▶ [Atividade A]:
Indique se cada afirmação abaixo está de acordo com o trecho sobre a revogação da norma ambiental, respondendo sim ou não e citando literalmente as palavras do trecho que decidem a resposta.
(i) A Endangerment Finding foi adotada em 2009.
(ii) A norma criada no governo Obama considerou quatro gases de efeito estufa prejudiciais à saúde pública.
(iii) O anúncio da revogação foi feito pela porta-voz da Casa Branca, Karoline Leavitt.
▶ [Atividade B]: Copie do trecho sobre a revogação da norma ambiental, sem nenhuma alteração, a parte entre "Críticas e consequências" e "a saúde pública.", inclusive.

▶ [Trecho]:
......

Trump anuncia revogação de norma ambiental de Obama sobre gases de efeito estufa
O presidente dos Estados Unidos, Donald Trump, deve revogar oficialmente na próxima quinta-feira, dia 12, uma norma crucial criada durante o governo de Barack Obama que serviu como base fundamental para o combate às emissões de gases de efeito estufa no país. O anúncio foi feito pela porta-voz da Casa Branca, Karoline Leavitt, confirmando uma medida que já era esperada e que promete gerar intensos debates e controvérsias.
O que é a Endangerment Finding e por que sua revogação é significativa
Segundo a porta-voz, Trump irá formalizar a revogação da chamada Endangerment Finding, adotada em 2009, que reconheceu oficialmente que determinados gases de efeito estufa representam um risco claro e presente à saúde pública. Esta decisão histórica estabeleceu um marco regulatório que permitiu à Agência de Proteção Ambiental dos Estados Unidos, a EPA, implementar uma série de regras federais destinadas a limitar as emissões, especialmente no setor de transportes, incluindo automóveis e caminhões movidos a combustíveis fósseis.
A norma criada no governo Obama determinou especificamente que seis gases de efeito estufa são prejudiciais à saúde pública e, por essa razão, devem ser rigorosamente regulados. A partir desse entendimento, foram desenvolvidas e aplicadas diversas regulamentações ambientais que impactaram diretamente a indústria e os padrões de emissão em todo o país.
Críticas e consequências imediatas da revogação
A medida é alvo de fortes críticas de cientistas e ambientalistas, que avaliam a decisão como um duro golpe na política climática dos Estados Unidos, historicamente o maior emissor acumulado de gases de efeito estufa no mundo. Eles argumentam que a revogação representa um retrocesso significativo nos esforços para combater as mudanças climáticas e proteger a saúde pública.

......

▶ [Itens fornecidos]:
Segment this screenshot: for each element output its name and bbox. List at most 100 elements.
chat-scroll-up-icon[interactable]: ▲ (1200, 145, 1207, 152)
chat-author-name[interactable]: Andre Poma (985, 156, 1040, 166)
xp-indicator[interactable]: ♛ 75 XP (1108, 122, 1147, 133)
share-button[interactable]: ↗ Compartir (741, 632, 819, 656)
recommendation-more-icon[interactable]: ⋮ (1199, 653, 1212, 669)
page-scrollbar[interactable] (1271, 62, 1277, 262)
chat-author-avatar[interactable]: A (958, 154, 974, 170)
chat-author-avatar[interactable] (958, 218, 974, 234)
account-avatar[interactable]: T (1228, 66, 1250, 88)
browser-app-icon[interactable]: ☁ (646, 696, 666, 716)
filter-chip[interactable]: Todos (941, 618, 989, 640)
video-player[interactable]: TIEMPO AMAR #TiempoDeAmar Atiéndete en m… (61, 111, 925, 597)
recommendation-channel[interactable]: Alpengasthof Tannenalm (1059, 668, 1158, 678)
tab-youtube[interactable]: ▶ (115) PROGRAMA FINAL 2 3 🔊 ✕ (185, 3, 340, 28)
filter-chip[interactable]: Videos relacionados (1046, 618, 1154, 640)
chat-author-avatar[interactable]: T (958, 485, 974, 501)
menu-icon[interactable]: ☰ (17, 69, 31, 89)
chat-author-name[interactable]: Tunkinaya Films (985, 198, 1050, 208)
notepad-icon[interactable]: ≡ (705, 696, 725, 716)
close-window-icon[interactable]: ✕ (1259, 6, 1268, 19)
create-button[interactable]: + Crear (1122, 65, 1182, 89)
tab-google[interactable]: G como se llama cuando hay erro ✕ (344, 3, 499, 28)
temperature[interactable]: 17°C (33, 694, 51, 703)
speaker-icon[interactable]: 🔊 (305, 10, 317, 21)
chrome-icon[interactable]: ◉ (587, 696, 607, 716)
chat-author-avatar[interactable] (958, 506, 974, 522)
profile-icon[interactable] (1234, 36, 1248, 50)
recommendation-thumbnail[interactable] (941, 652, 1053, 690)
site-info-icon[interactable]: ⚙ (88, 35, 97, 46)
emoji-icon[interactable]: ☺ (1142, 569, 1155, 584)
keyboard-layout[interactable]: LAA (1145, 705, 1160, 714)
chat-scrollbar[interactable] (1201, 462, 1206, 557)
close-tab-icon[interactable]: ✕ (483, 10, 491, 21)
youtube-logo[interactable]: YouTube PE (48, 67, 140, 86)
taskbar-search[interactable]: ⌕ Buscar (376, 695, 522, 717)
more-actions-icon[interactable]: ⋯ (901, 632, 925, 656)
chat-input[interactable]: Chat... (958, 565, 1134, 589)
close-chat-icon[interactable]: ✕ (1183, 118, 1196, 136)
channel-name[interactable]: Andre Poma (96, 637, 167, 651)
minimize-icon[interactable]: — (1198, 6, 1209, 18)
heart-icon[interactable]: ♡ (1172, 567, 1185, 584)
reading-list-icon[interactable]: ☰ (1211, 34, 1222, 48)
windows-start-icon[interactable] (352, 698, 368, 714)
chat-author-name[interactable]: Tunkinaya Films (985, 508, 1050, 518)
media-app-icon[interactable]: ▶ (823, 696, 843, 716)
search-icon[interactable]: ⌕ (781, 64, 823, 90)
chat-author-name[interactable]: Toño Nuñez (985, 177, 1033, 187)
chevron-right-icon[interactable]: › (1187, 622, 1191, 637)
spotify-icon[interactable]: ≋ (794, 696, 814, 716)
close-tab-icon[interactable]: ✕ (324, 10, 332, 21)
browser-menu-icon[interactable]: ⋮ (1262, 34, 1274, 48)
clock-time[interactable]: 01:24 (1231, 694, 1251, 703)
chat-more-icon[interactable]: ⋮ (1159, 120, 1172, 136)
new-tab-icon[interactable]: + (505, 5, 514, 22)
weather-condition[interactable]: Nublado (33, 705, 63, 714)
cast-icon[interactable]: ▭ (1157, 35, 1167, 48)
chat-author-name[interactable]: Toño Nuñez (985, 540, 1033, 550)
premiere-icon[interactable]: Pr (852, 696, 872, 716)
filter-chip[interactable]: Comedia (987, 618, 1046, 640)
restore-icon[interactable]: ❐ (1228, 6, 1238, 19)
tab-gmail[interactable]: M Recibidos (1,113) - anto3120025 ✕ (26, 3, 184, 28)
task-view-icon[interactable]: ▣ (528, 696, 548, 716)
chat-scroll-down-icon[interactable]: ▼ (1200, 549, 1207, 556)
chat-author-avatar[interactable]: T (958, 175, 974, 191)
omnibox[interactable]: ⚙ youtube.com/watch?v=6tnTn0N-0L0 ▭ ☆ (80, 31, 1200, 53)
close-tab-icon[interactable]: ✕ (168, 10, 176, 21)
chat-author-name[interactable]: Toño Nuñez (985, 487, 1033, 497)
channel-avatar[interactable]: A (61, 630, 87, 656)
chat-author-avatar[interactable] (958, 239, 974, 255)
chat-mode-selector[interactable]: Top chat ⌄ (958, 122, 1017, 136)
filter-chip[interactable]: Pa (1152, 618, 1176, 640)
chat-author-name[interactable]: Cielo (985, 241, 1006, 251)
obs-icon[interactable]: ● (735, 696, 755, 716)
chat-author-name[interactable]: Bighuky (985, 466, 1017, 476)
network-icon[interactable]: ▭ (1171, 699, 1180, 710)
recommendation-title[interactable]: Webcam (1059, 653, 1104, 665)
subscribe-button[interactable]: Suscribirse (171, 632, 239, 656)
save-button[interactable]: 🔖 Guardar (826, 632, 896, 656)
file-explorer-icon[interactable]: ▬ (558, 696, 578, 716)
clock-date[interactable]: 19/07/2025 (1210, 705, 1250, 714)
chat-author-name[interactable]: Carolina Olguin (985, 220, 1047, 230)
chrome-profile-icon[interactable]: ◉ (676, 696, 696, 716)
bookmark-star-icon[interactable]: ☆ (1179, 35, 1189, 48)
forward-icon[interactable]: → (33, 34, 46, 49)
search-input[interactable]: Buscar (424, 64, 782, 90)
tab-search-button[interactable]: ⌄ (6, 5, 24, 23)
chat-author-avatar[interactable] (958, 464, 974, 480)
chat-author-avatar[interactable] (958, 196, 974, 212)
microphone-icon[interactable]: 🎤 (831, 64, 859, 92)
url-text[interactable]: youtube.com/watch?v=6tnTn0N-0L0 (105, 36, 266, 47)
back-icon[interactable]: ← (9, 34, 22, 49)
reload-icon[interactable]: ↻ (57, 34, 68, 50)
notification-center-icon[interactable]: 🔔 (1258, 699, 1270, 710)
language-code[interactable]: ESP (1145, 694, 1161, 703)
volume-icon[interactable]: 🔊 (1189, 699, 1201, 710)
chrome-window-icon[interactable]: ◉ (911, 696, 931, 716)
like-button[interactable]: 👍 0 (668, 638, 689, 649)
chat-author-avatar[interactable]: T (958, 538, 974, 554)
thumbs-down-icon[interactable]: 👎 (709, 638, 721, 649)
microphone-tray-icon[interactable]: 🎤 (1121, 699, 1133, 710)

......

▶ [Resultado A]:
(i) Sim: "adotada em 2009".
(ii) Não: "seis gases de efeito estufa são prejudiciais à saúde pública".
(iii) Sim: "O anúncio foi feito pela porta-voz da Casa Branca, Karoline Leavitt".

▶ [Resultado B]:
Críticas e consequências imediatas da revogação
A medida é alvo de fortes críticas de cientistas e ambientalistas, que avaliam a decisão como um duro golpe na política climática dos Estados Unidos, historicamente o maior emissor acumulado de gases de efeito estufa no mundo. Eles argumentam que a revogação representa um retrocesso significativo nos esforços para combater as mudanças climáticas e proteger a saúde pública.